==== RECORDS SHOWN
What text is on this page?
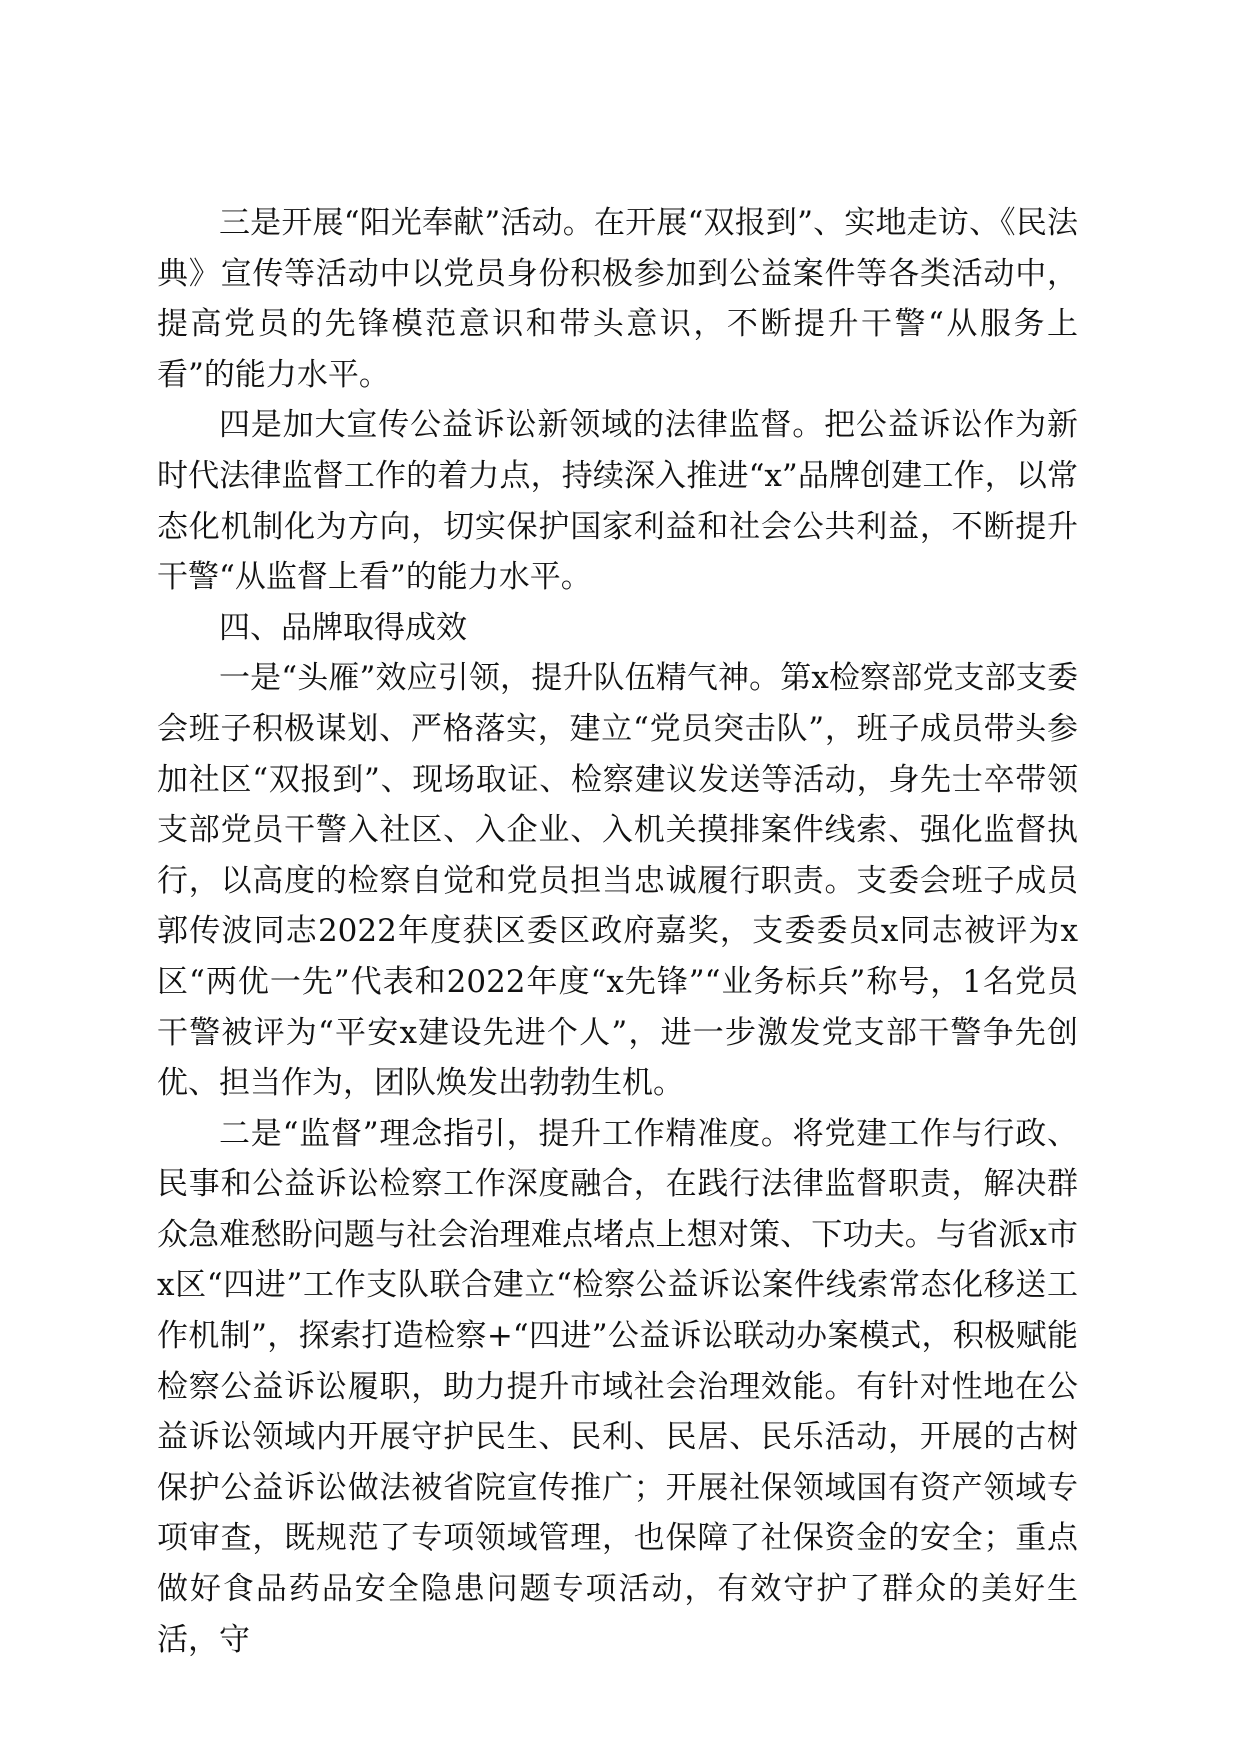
三是开展“阳光奉献”活动。在开展“双报到”、实地走访、《民法典》宣传等活动中以党员身份积极参加到公益案件等各类活动中，提高党员的先锋模范意识和带头意识，不断提升干警“从服务上看”的能力水平。

四是加大宣传公益诉讼新领域的法律监督。把公益诉讼作为新时代法律监督工作的着力点，持续深入推进“x”品牌创建工作，以常态化机制化为方向，切实保护国家利益和社会公共利益，不断提升干警“从监督上看”的能力水平。

四、品牌取得成效

一是“头雁”效应引领，提升队伍精气神。第x检察部党支部支委会班子积极谋划、严格落实，建立“党员突击队”，班子成员带头参加社区“双报到”、现场取证、检察建议发送等活动，身先士卒带领支部党员干警入社区、入企业、入机关摸排案件线索、强化监督执行，以高度的检察自觉和党员担当忠诚履行职责。支委会班子成员郭传波同志2022年度获区委区政府嘉奖，支委委员x同志被评为x区“两优一先”代表和2022年度“x先锋”“业务标兵”称号，1名党员干警被评为“平安x建设先进个人”，进一步激发党支部干警争先创优、担当作为，团队焕发出勃勃生机。

二是“监督”理念指引，提升工作精准度。将党建工作与行政、民事和公益诉讼检察工作深度融合，在践行法律监督职责，解决群众急难愁盼问题与社会治理难点堵点上想对策、下功夫。与省派x市x区“四进”工作支队联合建立“检察公益诉讼案件线索常态化移送工作机制”，探索打造检察+“四进”公益诉讼联动办案模式，积极赋能检察公益诉讼履职，助力提升市域社会治理效能。有针对性地在公益诉讼领域内开展守护民生、民利、民居、民乐活动，开展的古树保护公益诉讼做法被省院宣传推广；开展社保领域国有资产领域专项审查，既规范了专项领域管理，也保障了社保资金的安全；重点做好食品药品安全隐患问题专项活动，有效守护了群众的美好生活，守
========
GOAL | Copy out all of the material exactly as written, without its pictures.

COMPLETE RESPONSE |
What text is on this page?
三是开展“阳光奉献”活动。在开展“双报到”、实地走访、《民法典》宣传等活动中以党员身份积极参加到公益案件等各类活动中，提高党员的先锋模范意识和带头意识，不断提升干警“从服务上看”的能力水平。

四是加大宣传公益诉讼新领域的法律监督。把公益诉讼作为新时代法律监督工作的着力点，持续深入推进“x”品牌创建工作，以常态化机制化为方向，切实保护国家利益和社会公共利益，不断提升干警“从监督上看”的能力水平。

四、品牌取得成效

一是“头雁”效应引领，提升队伍精气神。第x检察部党支部支委会班子积极谋划、严格落实，建立“党员突击队”，班子成员带头参加社区“双报到”、现场取证、检察建议发送等活动，身先士卒带领支部党员干警入社区、入企业、入机关摸排案件线索、强化监督执行，以高度的检察自觉和党员担当忠诚履行职责。支委会班子成员郭传波同志2022年度获区委区政府嘉奖，支委委员x同志被评为x区“两优一先”代表和2022年度“x先锋”“业务标兵”称号，1名党员干警被评为“平安x建设先进个人”，进一步激发党支部干警争先创优、担当作为，团队焕发出勃勃生机。

二是“监督”理念指引，提升工作精准度。将党建工作与行政、民事和公益诉讼检察工作深度融合，在践行法律监督职责，解决群众急难愁盼问题与社会治理难点堵点上想对策、下功夫。与省派x市x区“四进”工作支队联合建立“检察公益诉讼案件线索常态化移送工作机制”，探索打造检察+“四进”公益诉讼联动办案模式，积极赋能检察公益诉讼履职，助力提升市域社会治理效能。有针对性地在公益诉讼领域内开展守护民生、民利、民居、民乐活动，开展的古树保护公益诉讼做法被省院宣传推广；开展社保领域国有资产领域专项审查，既规范了专项领域管理，也保障了社保资金的安全；重点做好食品药品安全隐患问题专项活动，有效守护了群众的美好生活，守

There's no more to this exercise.